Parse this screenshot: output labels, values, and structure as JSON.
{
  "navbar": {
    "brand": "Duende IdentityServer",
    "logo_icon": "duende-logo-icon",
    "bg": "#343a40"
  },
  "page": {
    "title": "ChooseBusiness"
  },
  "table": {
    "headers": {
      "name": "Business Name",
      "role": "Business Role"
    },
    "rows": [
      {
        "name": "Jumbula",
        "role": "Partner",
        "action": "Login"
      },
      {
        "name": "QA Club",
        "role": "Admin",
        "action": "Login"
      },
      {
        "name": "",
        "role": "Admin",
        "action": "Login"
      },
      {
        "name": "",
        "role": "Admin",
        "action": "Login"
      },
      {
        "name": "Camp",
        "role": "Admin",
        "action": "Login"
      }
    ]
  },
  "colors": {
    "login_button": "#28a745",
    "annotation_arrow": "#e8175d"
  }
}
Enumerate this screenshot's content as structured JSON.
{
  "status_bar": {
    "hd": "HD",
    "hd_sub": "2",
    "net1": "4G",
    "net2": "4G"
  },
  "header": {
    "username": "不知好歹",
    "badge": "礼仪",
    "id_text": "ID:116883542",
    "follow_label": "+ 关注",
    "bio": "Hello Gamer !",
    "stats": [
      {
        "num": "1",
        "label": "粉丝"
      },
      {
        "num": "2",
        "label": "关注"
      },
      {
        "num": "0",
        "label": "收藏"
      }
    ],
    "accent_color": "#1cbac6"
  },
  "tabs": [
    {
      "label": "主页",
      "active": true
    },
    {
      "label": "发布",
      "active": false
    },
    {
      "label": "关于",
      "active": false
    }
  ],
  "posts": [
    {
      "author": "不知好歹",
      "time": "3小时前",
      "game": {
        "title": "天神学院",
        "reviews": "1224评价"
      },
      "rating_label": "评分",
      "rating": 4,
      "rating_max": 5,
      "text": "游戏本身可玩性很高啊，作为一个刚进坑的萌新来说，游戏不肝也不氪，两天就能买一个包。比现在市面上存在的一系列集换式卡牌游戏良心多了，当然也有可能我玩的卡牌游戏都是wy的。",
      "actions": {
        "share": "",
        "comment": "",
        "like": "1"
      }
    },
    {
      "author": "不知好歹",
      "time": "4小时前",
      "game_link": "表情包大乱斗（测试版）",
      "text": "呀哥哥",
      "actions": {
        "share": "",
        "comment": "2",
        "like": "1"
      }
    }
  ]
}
****
What needs to be done:
Your task is to transcribe the listing above in full, exactly as given.

Result:
Parse this screenshot: output labels, values, and structure as JSON.
{
  "navbar": {
    "brand": "Duende IdentityServer",
    "logo_icon": "duende-logo-icon",
    "bg": "#343a40"
  },
  "page": {
    "title": "ChooseBusiness"
  },
  "table": {
    "headers": {
      "name": "Business Name",
      "role": "Business Role"
    },
    "rows": [
      {
        "name": "Jumbula",
        "role": "Partner",
        "action": "Login"
      },
      {
        "name": "QA Club",
        "role": "Admin",
        "action": "Login"
      },
      {
        "name": "",
        "role": "Admin",
        "action": "Login"
      },
      {
        "name": "",
        "role": "Admin",
        "action": "Login"
      },
      {
        "name": "Camp",
        "role": "Admin",
        "action": "Login"
      }
    ]
  },
  "colors": {
    "login_button": "#28a745",
    "annotation_arrow": "#e8175d"
  }
}
Enumerate this screenshot's content as structured JSON.
{
  "status_bar": {
    "hd": "HD",
    "hd_sub": "2",
    "net1": "4G",
    "net2": "4G"
  },
  "header": {
    "username": "不知好歹",
    "badge": "礼仪",
    "id_text": "ID:116883542",
    "follow_label": "+ 关注",
    "bio": "Hello Gamer !",
    "stats": [
      {
        "num": "1",
        "label": "粉丝"
      },
      {
        "num": "2",
        "label": "关注"
      },
      {
        "num": "0",
        "label": "收藏"
      }
    ],
    "accent_color": "#1cbac6"
  },
  "tabs": [
    {
      "label": "主页",
      "active": true
    },
    {
      "label": "发布",
      "active": false
    },
    {
      "label": "关于",
      "active": false
    }
  ],
  "posts": [
    {
      "author": "不知好歹",
      "time": "3小时前",
      "game": {
        "title": "天神学院",
        "reviews": "1224评价"
      },
      "rating_label": "评分",
      "rating": 4,
      "rating_max": 5,
      "text": "游戏本身可玩性很高啊，作为一个刚进坑的萌新来说，游戏不肝也不氪，两天就能买一个包。比现在市面上存在的一系列集换式卡牌游戏良心多了，当然也有可能我玩的卡牌游戏都是wy的。",
      "actions": {
        "share": "",
        "comment": "",
        "like": "1"
      }
    },
    {
      "author": "不知好歹",
      "time": "4小时前",
      "game_link": "表情包大乱斗（测试版）",
      "text": "呀哥哥",
      "actions": {
        "share": "",
        "comment": "2",
        "like": "1"
      }
    }
  ]
}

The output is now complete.